__Exercise directions__
In the entries that follow, count each line containing "Liabilities" and state the total, nothing more.
--- start Information shown ---
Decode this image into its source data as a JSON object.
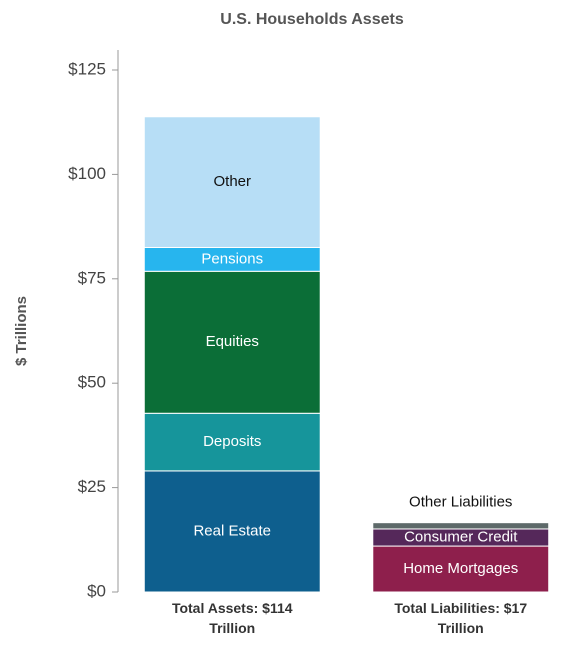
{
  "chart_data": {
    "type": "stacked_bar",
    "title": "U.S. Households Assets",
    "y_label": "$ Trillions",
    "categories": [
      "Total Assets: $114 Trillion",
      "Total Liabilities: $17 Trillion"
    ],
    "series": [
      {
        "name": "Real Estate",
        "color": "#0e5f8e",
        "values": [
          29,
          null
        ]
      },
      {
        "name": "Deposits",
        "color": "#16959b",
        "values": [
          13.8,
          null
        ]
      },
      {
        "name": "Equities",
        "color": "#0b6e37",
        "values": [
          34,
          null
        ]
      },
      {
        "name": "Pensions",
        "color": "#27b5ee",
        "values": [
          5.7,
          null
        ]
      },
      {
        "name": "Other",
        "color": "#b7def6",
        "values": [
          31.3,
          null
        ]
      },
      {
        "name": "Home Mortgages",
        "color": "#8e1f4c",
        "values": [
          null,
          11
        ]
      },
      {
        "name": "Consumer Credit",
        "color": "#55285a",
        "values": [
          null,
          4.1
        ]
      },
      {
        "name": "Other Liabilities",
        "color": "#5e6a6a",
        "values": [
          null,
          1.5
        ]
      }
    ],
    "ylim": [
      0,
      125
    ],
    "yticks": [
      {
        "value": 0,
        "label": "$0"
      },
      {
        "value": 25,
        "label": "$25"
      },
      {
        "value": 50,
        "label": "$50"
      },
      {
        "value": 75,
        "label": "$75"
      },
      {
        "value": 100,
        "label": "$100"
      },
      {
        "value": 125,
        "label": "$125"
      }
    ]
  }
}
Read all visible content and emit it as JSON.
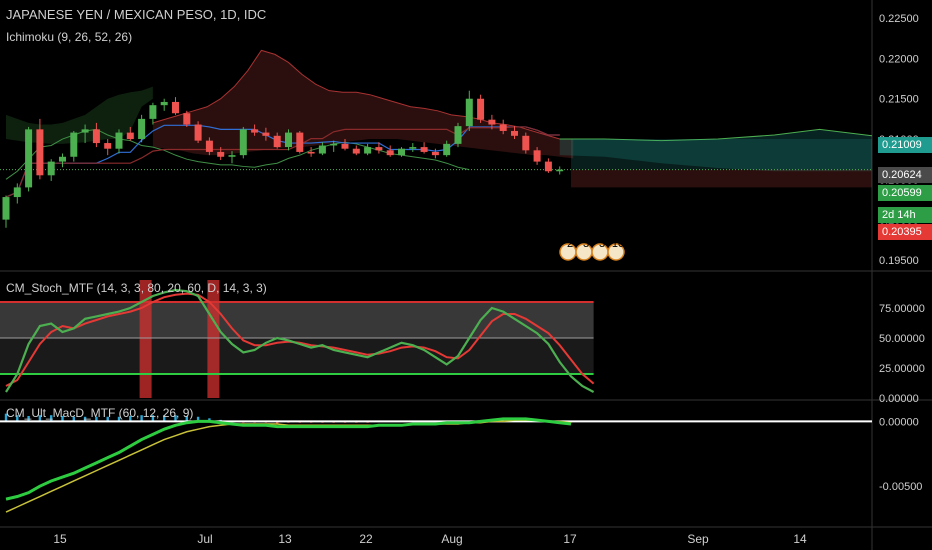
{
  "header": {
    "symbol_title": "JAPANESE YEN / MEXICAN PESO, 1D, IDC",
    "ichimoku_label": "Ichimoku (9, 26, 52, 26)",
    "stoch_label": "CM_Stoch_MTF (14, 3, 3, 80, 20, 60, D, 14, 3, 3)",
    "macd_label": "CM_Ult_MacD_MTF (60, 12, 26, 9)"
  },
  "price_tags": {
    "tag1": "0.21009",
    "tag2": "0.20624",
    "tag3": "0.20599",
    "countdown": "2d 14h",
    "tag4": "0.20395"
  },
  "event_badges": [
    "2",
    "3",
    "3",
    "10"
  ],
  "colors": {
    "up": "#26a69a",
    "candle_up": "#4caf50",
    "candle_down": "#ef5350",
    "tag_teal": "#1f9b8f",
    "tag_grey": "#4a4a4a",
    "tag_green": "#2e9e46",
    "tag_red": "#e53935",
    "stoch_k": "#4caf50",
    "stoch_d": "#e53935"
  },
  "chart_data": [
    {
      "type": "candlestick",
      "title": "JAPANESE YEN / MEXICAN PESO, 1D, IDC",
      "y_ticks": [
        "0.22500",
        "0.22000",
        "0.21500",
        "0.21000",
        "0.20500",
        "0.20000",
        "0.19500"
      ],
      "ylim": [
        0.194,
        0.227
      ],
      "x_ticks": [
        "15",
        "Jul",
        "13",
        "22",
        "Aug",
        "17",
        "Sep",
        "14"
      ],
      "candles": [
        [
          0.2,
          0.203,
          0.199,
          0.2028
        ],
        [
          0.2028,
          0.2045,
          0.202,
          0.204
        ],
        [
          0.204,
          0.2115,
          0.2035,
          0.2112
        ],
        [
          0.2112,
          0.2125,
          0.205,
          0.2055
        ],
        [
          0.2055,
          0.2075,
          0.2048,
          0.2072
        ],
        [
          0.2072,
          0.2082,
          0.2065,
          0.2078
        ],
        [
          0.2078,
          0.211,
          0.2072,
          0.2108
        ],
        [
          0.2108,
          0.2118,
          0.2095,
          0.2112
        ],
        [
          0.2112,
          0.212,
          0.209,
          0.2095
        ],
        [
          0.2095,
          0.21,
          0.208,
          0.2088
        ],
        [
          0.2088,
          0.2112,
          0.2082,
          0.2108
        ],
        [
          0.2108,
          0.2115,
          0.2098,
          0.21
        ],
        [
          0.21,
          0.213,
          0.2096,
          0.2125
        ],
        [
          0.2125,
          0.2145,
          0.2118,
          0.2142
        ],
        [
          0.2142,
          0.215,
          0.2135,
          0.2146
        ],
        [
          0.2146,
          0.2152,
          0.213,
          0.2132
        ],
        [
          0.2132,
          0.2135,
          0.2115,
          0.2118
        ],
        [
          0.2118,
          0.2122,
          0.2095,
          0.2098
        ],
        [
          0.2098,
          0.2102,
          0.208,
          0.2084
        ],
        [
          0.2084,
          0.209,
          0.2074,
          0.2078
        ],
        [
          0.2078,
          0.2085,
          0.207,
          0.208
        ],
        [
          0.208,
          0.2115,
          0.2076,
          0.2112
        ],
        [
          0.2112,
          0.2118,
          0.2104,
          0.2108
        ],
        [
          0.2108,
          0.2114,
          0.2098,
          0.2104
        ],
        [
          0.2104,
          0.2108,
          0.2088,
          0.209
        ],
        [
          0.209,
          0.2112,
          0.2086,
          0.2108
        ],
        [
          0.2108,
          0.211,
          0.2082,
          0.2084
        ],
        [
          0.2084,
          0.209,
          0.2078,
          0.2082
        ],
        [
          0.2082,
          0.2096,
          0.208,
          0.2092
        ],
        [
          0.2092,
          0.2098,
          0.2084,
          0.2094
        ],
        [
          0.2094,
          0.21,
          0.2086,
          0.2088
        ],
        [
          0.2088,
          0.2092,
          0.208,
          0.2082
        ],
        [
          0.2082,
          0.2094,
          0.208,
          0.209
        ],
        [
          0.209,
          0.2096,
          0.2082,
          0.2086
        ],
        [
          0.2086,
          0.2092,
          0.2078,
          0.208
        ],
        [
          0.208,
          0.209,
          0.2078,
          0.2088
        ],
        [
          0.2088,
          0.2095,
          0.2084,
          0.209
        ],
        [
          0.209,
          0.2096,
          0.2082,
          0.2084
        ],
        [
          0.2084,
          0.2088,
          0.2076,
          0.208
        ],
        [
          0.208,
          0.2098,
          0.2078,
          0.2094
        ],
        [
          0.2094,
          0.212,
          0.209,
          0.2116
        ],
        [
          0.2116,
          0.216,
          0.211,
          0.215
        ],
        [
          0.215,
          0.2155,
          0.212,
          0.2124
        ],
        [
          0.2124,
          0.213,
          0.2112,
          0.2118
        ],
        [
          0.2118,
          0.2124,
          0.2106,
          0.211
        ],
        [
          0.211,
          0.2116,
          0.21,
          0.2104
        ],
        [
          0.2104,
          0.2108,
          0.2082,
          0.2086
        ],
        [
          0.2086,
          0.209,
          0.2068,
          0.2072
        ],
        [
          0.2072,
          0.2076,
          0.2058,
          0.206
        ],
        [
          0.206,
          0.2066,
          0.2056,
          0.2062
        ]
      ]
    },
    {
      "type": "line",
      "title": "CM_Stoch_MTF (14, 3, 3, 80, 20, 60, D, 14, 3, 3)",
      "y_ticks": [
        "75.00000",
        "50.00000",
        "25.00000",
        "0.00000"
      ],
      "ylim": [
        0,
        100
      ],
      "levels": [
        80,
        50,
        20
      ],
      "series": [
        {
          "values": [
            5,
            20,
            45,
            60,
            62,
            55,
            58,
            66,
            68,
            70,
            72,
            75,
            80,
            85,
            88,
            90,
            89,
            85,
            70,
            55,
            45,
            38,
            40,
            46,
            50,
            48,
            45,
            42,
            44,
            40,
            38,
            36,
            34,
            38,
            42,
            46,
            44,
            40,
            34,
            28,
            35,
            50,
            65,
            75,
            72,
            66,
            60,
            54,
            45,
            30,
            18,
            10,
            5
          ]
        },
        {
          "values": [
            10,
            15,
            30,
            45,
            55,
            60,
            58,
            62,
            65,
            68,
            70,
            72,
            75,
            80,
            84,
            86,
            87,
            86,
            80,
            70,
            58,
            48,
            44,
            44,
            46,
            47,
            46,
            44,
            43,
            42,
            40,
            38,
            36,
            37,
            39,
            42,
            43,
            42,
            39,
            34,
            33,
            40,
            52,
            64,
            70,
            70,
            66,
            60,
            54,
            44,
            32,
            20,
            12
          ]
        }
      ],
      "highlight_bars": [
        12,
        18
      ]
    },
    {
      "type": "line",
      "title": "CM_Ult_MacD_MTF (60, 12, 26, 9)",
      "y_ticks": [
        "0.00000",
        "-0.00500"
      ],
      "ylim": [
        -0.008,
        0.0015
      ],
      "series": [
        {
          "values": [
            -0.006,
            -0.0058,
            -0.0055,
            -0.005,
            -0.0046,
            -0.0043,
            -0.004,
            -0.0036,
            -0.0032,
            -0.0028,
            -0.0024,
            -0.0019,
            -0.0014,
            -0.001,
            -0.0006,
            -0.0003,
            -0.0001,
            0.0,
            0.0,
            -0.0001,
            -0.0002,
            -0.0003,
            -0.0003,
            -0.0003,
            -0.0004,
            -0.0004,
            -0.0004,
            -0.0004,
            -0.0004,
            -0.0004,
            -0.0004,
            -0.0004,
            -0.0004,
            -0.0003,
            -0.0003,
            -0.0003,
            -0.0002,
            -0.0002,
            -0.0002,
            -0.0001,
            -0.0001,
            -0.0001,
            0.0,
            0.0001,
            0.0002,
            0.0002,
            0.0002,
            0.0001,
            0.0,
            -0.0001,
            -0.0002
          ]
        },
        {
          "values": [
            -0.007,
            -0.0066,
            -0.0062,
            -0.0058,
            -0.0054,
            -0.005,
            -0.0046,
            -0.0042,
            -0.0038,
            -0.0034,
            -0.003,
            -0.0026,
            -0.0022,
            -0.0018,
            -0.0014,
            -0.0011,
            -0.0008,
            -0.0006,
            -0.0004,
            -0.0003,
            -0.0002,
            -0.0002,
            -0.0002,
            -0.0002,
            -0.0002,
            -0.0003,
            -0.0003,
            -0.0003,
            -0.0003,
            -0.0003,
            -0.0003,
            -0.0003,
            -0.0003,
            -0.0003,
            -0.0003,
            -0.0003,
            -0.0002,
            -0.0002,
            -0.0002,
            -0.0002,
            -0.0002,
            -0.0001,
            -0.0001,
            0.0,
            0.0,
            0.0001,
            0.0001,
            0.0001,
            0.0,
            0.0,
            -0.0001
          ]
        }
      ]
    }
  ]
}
--- end Information shown ---
__Written answer__
2